* [Stated task]: Collect every line of the records below that contains the word "Chem".

* * *

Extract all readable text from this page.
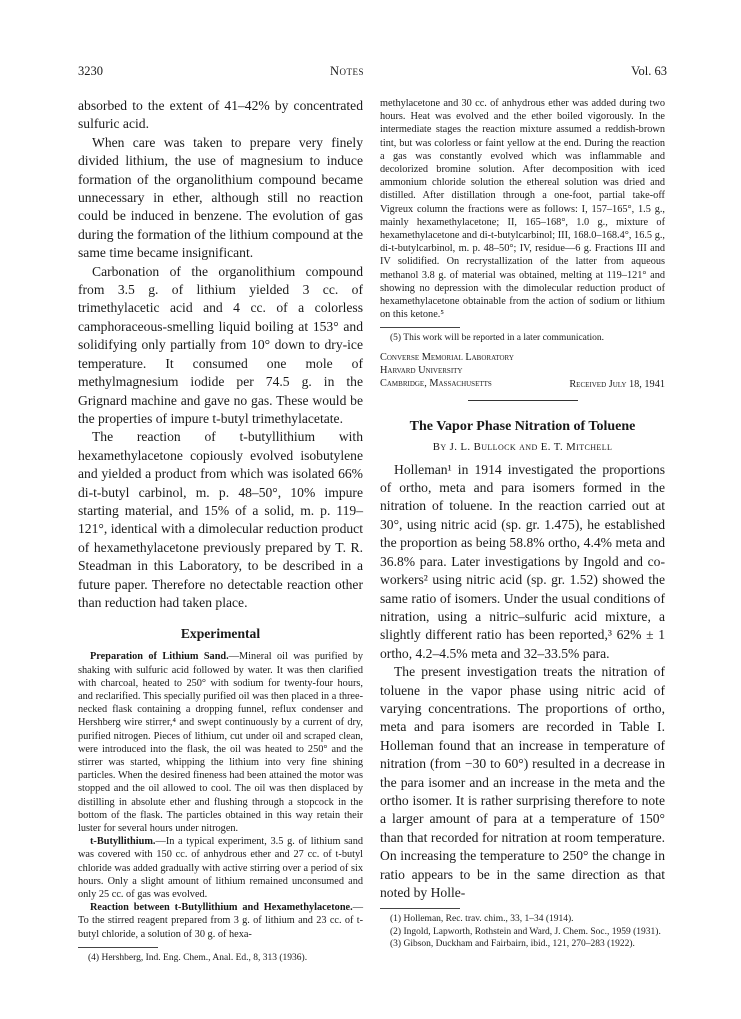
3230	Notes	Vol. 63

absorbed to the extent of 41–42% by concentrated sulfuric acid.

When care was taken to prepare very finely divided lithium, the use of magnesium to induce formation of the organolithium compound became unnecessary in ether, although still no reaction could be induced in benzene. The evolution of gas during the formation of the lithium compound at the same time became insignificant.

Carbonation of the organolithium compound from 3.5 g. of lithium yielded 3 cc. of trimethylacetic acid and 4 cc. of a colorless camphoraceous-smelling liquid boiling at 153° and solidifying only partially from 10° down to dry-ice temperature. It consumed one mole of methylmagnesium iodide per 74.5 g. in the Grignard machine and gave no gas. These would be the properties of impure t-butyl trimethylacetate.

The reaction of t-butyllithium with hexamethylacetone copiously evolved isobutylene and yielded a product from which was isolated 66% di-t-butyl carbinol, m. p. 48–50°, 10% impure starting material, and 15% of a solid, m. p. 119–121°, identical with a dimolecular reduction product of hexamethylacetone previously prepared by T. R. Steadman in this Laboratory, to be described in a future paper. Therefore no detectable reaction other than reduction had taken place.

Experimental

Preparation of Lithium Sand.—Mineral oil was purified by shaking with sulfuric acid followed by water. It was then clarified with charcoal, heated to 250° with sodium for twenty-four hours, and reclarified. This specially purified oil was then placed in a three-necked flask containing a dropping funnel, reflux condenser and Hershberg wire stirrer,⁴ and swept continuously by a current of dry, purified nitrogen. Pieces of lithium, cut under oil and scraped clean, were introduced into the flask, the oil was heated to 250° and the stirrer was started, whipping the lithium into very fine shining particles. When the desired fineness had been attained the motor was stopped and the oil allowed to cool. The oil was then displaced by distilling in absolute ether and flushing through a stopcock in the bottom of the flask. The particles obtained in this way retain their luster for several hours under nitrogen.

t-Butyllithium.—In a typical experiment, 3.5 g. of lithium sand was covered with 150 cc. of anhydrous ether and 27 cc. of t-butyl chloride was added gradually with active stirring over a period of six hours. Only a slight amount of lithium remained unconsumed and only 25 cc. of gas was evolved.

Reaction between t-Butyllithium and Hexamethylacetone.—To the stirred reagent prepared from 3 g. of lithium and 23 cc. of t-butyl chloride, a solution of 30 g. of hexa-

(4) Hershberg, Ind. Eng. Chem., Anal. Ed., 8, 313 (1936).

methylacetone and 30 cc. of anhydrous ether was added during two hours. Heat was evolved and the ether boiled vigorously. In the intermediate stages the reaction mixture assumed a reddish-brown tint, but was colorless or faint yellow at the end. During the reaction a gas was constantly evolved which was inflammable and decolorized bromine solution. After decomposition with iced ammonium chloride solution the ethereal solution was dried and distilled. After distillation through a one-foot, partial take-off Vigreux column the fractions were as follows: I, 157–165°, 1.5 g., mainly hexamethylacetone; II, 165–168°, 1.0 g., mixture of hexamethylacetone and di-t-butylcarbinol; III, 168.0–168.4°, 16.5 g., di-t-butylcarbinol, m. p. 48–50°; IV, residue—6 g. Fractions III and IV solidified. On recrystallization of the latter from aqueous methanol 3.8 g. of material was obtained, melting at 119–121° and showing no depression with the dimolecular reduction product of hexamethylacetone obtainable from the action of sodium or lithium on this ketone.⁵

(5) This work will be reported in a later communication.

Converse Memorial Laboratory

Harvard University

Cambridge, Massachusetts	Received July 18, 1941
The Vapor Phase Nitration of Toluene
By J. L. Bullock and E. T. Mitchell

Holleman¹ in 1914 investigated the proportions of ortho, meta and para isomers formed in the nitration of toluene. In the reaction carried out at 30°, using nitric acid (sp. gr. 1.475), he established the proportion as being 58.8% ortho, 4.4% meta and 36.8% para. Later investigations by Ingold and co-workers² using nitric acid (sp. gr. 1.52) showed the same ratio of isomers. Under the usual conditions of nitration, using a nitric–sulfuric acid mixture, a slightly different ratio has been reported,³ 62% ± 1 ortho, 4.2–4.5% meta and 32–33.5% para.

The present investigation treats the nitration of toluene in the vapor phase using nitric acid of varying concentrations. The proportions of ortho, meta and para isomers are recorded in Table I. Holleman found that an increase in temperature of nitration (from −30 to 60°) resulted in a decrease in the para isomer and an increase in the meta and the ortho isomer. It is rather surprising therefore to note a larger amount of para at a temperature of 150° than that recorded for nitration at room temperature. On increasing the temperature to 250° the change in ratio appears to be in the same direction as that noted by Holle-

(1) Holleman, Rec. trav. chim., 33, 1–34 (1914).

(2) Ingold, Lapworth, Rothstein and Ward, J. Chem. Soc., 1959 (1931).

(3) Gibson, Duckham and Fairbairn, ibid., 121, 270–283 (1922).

* * *

* [Result of the task]:
(4) Hershberg, Ind. Eng. Chem., Anal. Ed., 8, 313 (1936).
(2) Ingold, Lapworth, Rothstein and Ward, J. Chem. Soc., 1959 (1931).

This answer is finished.